## SET PROBLEM
Leave out the pictures and repeat everything else in the records exactly.

Some records:
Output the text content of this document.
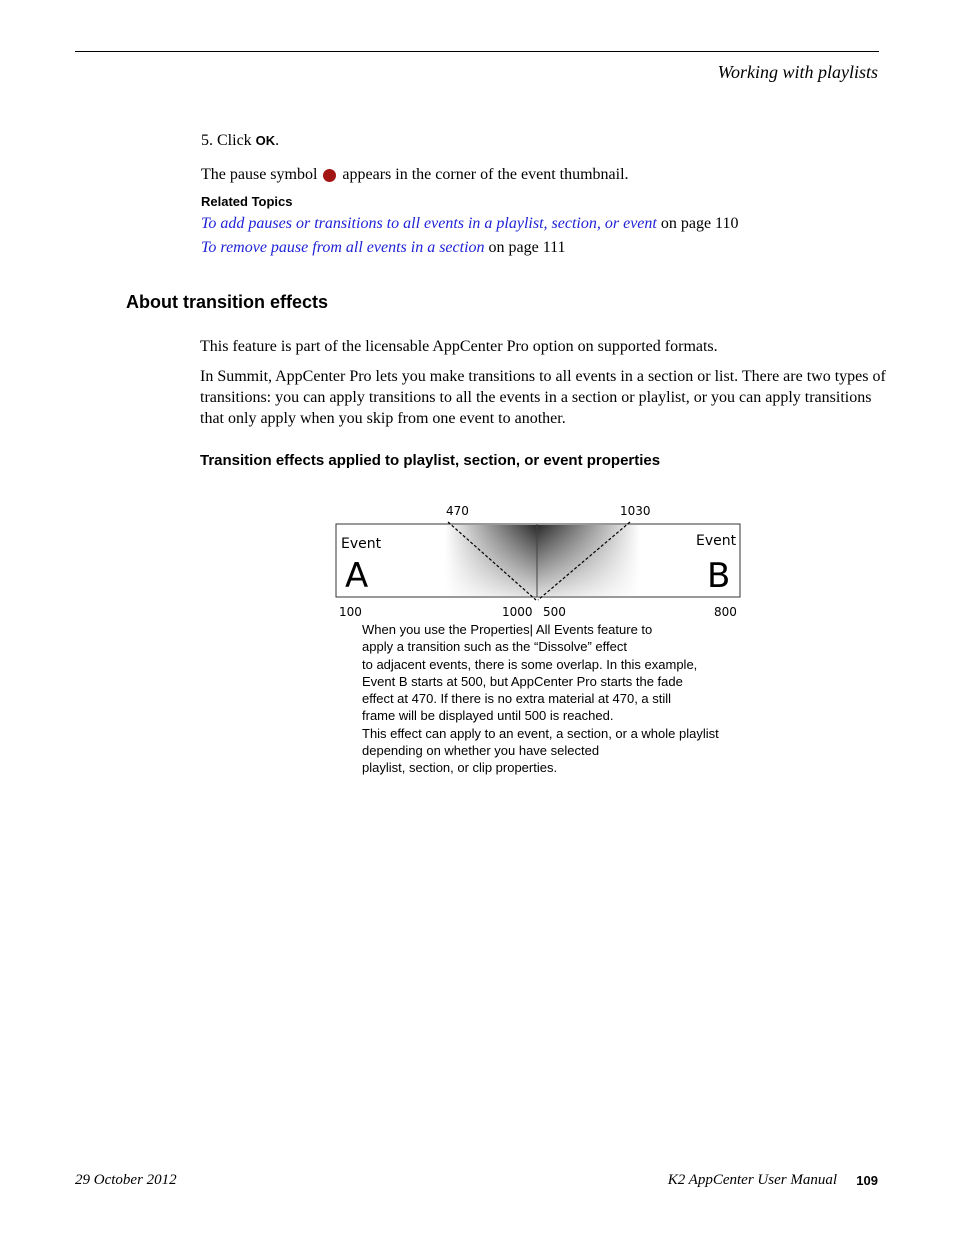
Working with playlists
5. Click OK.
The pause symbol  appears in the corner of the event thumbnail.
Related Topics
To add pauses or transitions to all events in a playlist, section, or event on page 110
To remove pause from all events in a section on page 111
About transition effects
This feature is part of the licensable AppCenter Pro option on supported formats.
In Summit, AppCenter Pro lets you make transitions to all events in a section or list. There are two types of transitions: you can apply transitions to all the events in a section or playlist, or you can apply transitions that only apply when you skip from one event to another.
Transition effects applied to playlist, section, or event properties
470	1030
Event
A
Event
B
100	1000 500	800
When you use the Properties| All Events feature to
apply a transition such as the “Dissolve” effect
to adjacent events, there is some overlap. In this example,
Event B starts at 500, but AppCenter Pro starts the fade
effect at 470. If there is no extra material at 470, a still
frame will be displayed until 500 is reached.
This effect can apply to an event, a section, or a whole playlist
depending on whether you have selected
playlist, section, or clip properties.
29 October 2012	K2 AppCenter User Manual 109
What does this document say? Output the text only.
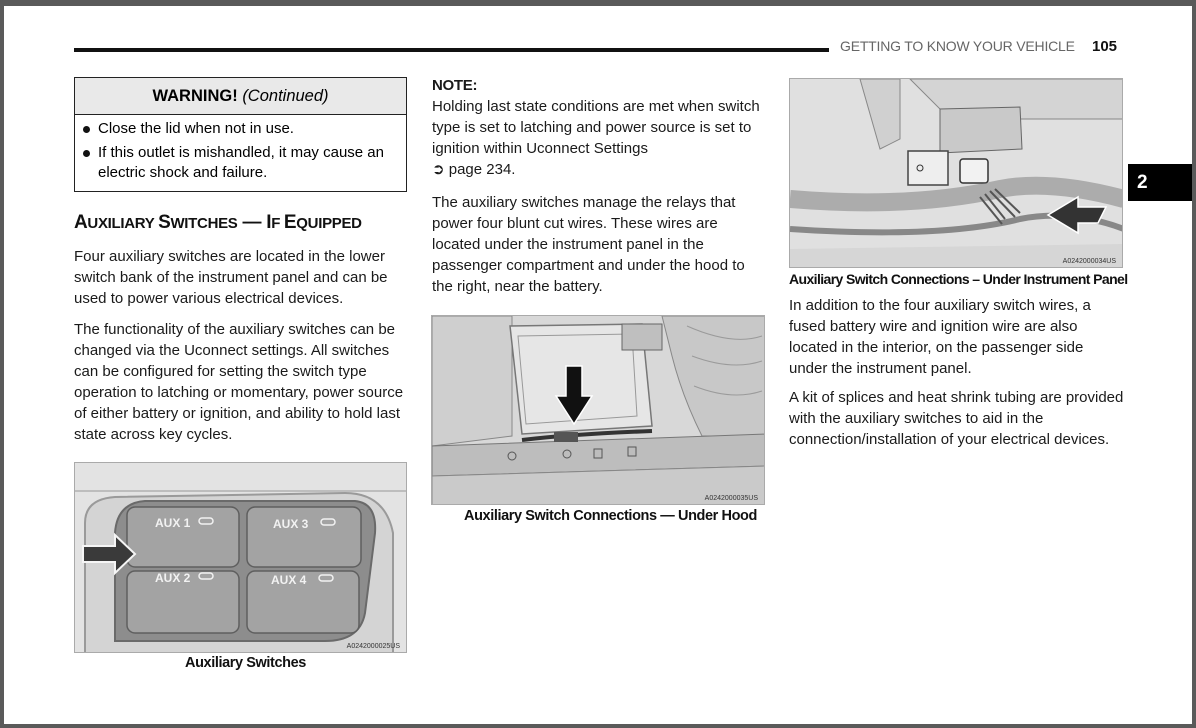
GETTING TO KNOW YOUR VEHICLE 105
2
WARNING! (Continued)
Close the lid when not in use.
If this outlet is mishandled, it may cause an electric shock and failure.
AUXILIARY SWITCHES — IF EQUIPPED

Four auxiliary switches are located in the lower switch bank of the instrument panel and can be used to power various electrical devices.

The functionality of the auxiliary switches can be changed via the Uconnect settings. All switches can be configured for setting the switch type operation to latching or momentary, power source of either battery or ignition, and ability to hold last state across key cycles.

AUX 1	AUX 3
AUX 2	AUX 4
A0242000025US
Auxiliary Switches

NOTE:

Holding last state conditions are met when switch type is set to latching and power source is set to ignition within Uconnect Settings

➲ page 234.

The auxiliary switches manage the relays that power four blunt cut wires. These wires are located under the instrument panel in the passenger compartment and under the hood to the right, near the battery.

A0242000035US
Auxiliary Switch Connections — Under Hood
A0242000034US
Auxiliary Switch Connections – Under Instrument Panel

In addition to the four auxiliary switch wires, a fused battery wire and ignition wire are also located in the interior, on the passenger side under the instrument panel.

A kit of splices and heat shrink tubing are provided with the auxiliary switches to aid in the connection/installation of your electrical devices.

## SOLVED PROBLEM
Output the text content of this document.
Working with playlists
5. Click OK.
The pause symbol  appears in the corner of the event thumbnail.
Related Topics
To add pauses or transitions to all events in a playlist, section, or event on page 110
To remove pause from all events in a section on page 111
About transition effects
This feature is part of the licensable AppCenter Pro option on supported formats.
In Summit, AppCenter Pro lets you make transitions to all events in a section or list. There are two types of transitions: you can apply transitions to all the events in a section or playlist, or you can apply transitions that only apply when you skip from one event to another.
Transition effects applied to playlist, section, or event properties
470	1030
Event
A
Event
B
100	1000 500	800
When you use the Properties| All Events feature to
apply a transition such as the “Dissolve” effect
to adjacent events, there is some overlap. In this example,
Event B starts at 500, but AppCenter Pro starts the fade
effect at 470. If there is no extra material at 470, a still
frame will be displayed until 500 is reached.
This effect can apply to an event, a section, or a whole playlist
depending on whether you have selected
playlist, section, or clip properties.
29 October 2012	K2 AppCenter User Manual 109
What does this document say? Output the text only.
GETTING TO KNOW YOUR VEHICLE 105
2
WARNING! (Continued)
Close the lid when not in use.
If this outlet is mishandled, it may cause an electric shock and failure.
AUXILIARY SWITCHES — IF EQUIPPED

Four auxiliary switches are located in the lower switch bank of the instrument panel and can be used to power various electrical devices.

The functionality of the auxiliary switches can be changed via the Uconnect settings. All switches can be configured for setting the switch type operation to latching or momentary, power source of either battery or ignition, and ability to hold last state across key cycles.

AUX 1	AUX 3
AUX 2	AUX 4
A0242000025US
Auxiliary Switches

NOTE:

Holding last state conditions are met when switch type is set to latching and power source is set to ignition within Uconnect Settings

➲ page 234.

The auxiliary switches manage the relays that power four blunt cut wires. These wires are located under the instrument panel in the passenger compartment and under the hood to the right, near the battery.

A0242000035US
Auxiliary Switch Connections — Under Hood
A0242000034US
Auxiliary Switch Connections – Under Instrument Panel

In addition to the four auxiliary switch wires, a fused battery wire and ignition wire are also located in the interior, on the passenger side under the instrument panel.

A kit of splices and heat shrink tubing are provided with the auxiliary switches to aid in the connection/installation of your electrical devices.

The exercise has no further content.